Requirement |
Convert the lines of every item into one numbered list, skipping blank lines and leaving out the pictures.

Image region annotations:
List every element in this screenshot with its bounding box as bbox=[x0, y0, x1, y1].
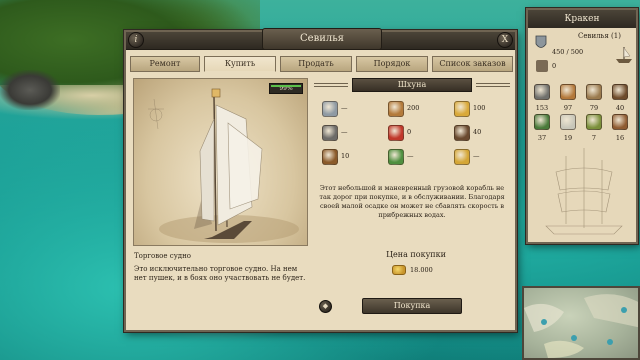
stat-value: 40 bbox=[473, 128, 482, 136]
anchor-icon bbox=[388, 125, 404, 141]
fleet-hull-value: 450 / 500 bbox=[552, 48, 584, 56]
tab-bar: Ремонт Купить Продать Порядок Список зак… bbox=[130, 56, 513, 72]
price-value: 18.000 bbox=[410, 266, 433, 274]
wood-slot-icon[interactable] bbox=[612, 114, 628, 130]
stat-item: 200 bbox=[388, 100, 436, 118]
stat-item: 10 bbox=[322, 148, 370, 166]
sugar-slot-icon[interactable] bbox=[560, 114, 576, 130]
fleet-panel: Кракен Севилья (1) 450 / 500 0 153 97 79 40… bbox=[526, 8, 638, 244]
ship-stats: Шхуна — 200 100 — 0 40 10 — — bbox=[312, 78, 512, 176]
stat-item: — bbox=[322, 124, 370, 142]
fleet-crew-value: 0 bbox=[552, 62, 557, 70]
tab-repair[interactable]: Ремонт bbox=[130, 56, 200, 72]
minimap[interactable] bbox=[522, 286, 640, 360]
ship-type-name: Торговое судно bbox=[134, 252, 191, 260]
ship-type-description: Это исключительно торговое судно. На нем… bbox=[134, 265, 306, 282]
crate-slot-icon[interactable] bbox=[586, 84, 602, 100]
tab-order-list[interactable]: Список заказов bbox=[432, 56, 513, 72]
stat-item: 40 bbox=[454, 124, 502, 142]
tab-buy[interactable]: Купить bbox=[204, 56, 276, 72]
ship-icon bbox=[616, 47, 632, 63]
fleet-title: Кракен bbox=[528, 10, 636, 28]
stat-item: 100 bbox=[454, 100, 502, 118]
rocks bbox=[0, 70, 60, 110]
slot-value: 40 bbox=[615, 104, 625, 112]
stat-value: 0 bbox=[407, 128, 412, 136]
navigate-button[interactable]: ◆ bbox=[319, 300, 332, 313]
gold-coins-icon bbox=[454, 101, 470, 117]
price-label: Цена покупки bbox=[386, 250, 446, 259]
food-slot-icon[interactable] bbox=[534, 114, 550, 130]
stat-item: — bbox=[322, 100, 370, 118]
tobacco-slot-icon[interactable] bbox=[586, 114, 602, 130]
gold-coins-icon bbox=[392, 265, 406, 275]
turn-icon bbox=[454, 149, 470, 165]
header-ornament-left bbox=[314, 83, 348, 87]
cargo-slot-icon[interactable] bbox=[560, 84, 576, 100]
rum-slot-icon[interactable] bbox=[612, 84, 628, 100]
stat-value: — bbox=[407, 152, 414, 160]
cannon-slot-icon[interactable] bbox=[534, 84, 550, 100]
window-title: Севилья bbox=[262, 28, 382, 50]
header-ornament-right bbox=[476, 83, 510, 87]
stat-value: 10 bbox=[341, 152, 350, 160]
close-button[interactable]: X bbox=[497, 32, 513, 48]
fleet-ship-name: Севилья (1) bbox=[578, 32, 621, 40]
stat-value: 100 bbox=[473, 104, 486, 112]
helm-icon bbox=[322, 149, 338, 165]
hull-shield-icon bbox=[535, 35, 547, 48]
stat-value: — bbox=[341, 104, 348, 112]
price-row: 18.000 bbox=[392, 265, 452, 277]
stat-item: — bbox=[388, 148, 436, 166]
condition-bar bbox=[271, 85, 301, 87]
ship-condition-badge: 99% bbox=[269, 83, 303, 94]
stat-value: — bbox=[341, 128, 348, 136]
shipyard-window: i Севилья X Ремонт Купить Продать Порядо… bbox=[124, 28, 517, 332]
slot-value: 97 bbox=[563, 104, 573, 112]
ship-class-description: Этот небольшой и маневренный грузовой ко… bbox=[319, 184, 505, 219]
ship-drawing bbox=[148, 88, 299, 243]
ship-class-header: Шхуна bbox=[352, 78, 472, 92]
minimap-drawing bbox=[524, 294, 638, 358]
crew-icon bbox=[536, 60, 548, 72]
slot-value: 153 bbox=[535, 104, 549, 112]
buy-button[interactable]: Покупка bbox=[362, 298, 462, 314]
tab-order[interactable]: Порядок bbox=[356, 56, 428, 72]
stat-value: 200 bbox=[407, 104, 420, 112]
slot-value: 37 bbox=[537, 134, 547, 142]
slot-value: 7 bbox=[591, 134, 597, 142]
ship-illustration: 99% bbox=[133, 78, 308, 246]
info-button[interactable]: i bbox=[128, 32, 144, 48]
stat-item: — bbox=[454, 148, 502, 166]
slot-value: 79 bbox=[589, 104, 599, 112]
stat-value: — bbox=[473, 152, 480, 160]
crew-icon bbox=[454, 125, 470, 141]
fleet-ship-sketch bbox=[545, 148, 623, 235]
cargo-chest-icon bbox=[388, 101, 404, 117]
speed-arrows-icon bbox=[388, 149, 404, 165]
hull-icon bbox=[322, 101, 338, 117]
slot-value: 16 bbox=[615, 134, 625, 142]
tab-sell[interactable]: Продать bbox=[280, 56, 352, 72]
slot-value: 19 bbox=[563, 134, 573, 142]
stat-item: 0 bbox=[388, 124, 436, 142]
cannon-icon bbox=[322, 125, 338, 141]
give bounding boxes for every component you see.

Written solution |
1. List every element in this screenshot with its bounding box as bbox=[x0, y0, x1, y1].
2. stat-value: 40 bbox=[473, 128, 482, 136]
3. anchor-icon bbox=[388, 125, 404, 141]
4. fleet-hull-value: 450 / 500 bbox=[552, 48, 584, 56]
5. tab-bar: Ремонт Купить Продать Порядок Список зак… bbox=[130, 56, 513, 72]
6. price-value: 18.000 bbox=[410, 266, 433, 274]
7. wood-slot-icon[interactable] bbox=[612, 114, 628, 130]
8. stat-item: 200 bbox=[388, 100, 436, 118]
9. stat-item: 10 bbox=[322, 148, 370, 166]
10. sugar-slot-icon[interactable] bbox=[560, 114, 576, 130]
11. fleet-panel: Кракен Севилья (1) 450 / 500 0 153 97 79 40… bbox=[526, 8, 638, 244]
12. ship-stats: Шхуна — 200 100 — 0 40 10 — — bbox=[312, 78, 512, 176]
13. stat-item: — bbox=[322, 124, 370, 142]
14. fleet-crew-value: 0 bbox=[552, 62, 557, 70]
15. tab-repair[interactable]: Ремонт bbox=[130, 56, 200, 72]
16. minimap[interactable] bbox=[522, 286, 640, 360]
17. ship-type-name: Торговое судно bbox=[134, 252, 191, 260]
18. ship-type-description: Это исключительно торговое судно. На нем… bbox=[134, 265, 306, 282]
19. crate-slot-icon[interactable] bbox=[586, 84, 602, 100]
20. tab-order-list[interactable]: Список заказов bbox=[432, 56, 513, 72]
21. stat-item: 40 bbox=[454, 124, 502, 142]
22. tab-buy[interactable]: Купить bbox=[204, 56, 276, 72]
23. ship-icon bbox=[616, 47, 632, 63]
24. fleet-title: Кракен bbox=[528, 10, 636, 28]
25. stat-item: 100 bbox=[454, 100, 502, 118]
26. rocks bbox=[0, 70, 60, 110]
27. slot-value: 40 bbox=[615, 104, 625, 112]
28. stat-value: 0 bbox=[407, 128, 412, 136]
29. navigate-button[interactable]: ◆ bbox=[319, 300, 332, 313]
30. gold-coins-icon bbox=[454, 101, 470, 117]
31. price-label: Цена покупки bbox=[386, 250, 446, 259]
32. food-slot-icon[interactable] bbox=[534, 114, 550, 130]
33. stat-item: — bbox=[322, 100, 370, 118]
34. tobacco-slot-icon[interactable] bbox=[586, 114, 602, 130]
35. gold-coins-icon bbox=[392, 265, 406, 275]
36. turn-icon bbox=[454, 149, 470, 165]
37. header-ornament-left bbox=[314, 83, 348, 87]
38. cargo-slot-icon[interactable] bbox=[560, 84, 576, 100]
39. rum-slot-icon[interactable] bbox=[612, 84, 628, 100]
40. stat-value: — bbox=[407, 152, 414, 160]
41. cannon-slot-icon[interactable] bbox=[534, 84, 550, 100]
42. window-title: Севилья bbox=[262, 28, 382, 50]
43. header-ornament-right bbox=[476, 83, 510, 87]
44. stat-value: 10 bbox=[341, 152, 350, 160]
45. close-button[interactable]: X bbox=[497, 32, 513, 48]
46. fleet-ship-name: Севилья (1) bbox=[578, 32, 621, 40]
47. stat-value: 100 bbox=[473, 104, 486, 112]
48. helm-icon bbox=[322, 149, 338, 165]
49. hull-shield-icon bbox=[535, 35, 547, 48]
50. stat-value: — bbox=[341, 104, 348, 112]
51. price-row: 18.000 bbox=[392, 265, 452, 277]
52. stat-item: — bbox=[388, 148, 436, 166]
53. condition-bar bbox=[271, 85, 301, 87]
54. ship-condition-badge: 99% bbox=[269, 83, 303, 94]
55. stat-value: — bbox=[341, 128, 348, 136]
56. shipyard-window: i Севилья X Ремонт Купить Продать Порядо… bbox=[124, 28, 517, 332]
57. slot-value: 97 bbox=[563, 104, 573, 112]
58. ship-class-description: Этот небольшой и маневренный грузовой ко… bbox=[319, 184, 505, 219]
59. ship-drawing bbox=[148, 88, 299, 243]
60. ship-class-header: Шхуна bbox=[352, 78, 472, 92]
61. minimap-drawing bbox=[524, 294, 638, 358]
62. crew-icon bbox=[536, 60, 548, 72]
63. slot-value: 153 bbox=[535, 104, 549, 112]
64. buy-button[interactable]: Покупка bbox=[362, 298, 462, 314]
65. tab-order[interactable]: Порядок bbox=[356, 56, 428, 72]
66. stat-value: 200 bbox=[407, 104, 420, 112]
67. slot-value: 37 bbox=[537, 134, 547, 142]
68. slot-value: 7 bbox=[591, 134, 597, 142]
69. ship-illustration: 99% bbox=[133, 78, 308, 246]
70. info-button[interactable]: i bbox=[128, 32, 144, 48]
71. stat-item: — bbox=[454, 148, 502, 166]
72. slot-value: 79 bbox=[589, 104, 599, 112]
73. stat-value: — bbox=[473, 152, 480, 160]
74. crew-icon bbox=[454, 125, 470, 141]
75. fleet-ship-sketch bbox=[545, 148, 623, 235]
76. cargo-chest-icon bbox=[388, 101, 404, 117]
77. speed-arrows-icon bbox=[388, 149, 404, 165]
78. hull-icon bbox=[322, 101, 338, 117]
79. slot-value: 16 bbox=[615, 134, 625, 142]
80. tab-sell[interactable]: Продать bbox=[280, 56, 352, 72]
81. slot-value: 19 bbox=[563, 134, 573, 142]
82. stat-item: 0 bbox=[388, 124, 436, 142]
83. cannon-icon bbox=[322, 125, 338, 141]
84. give bounding boxes for every component you see.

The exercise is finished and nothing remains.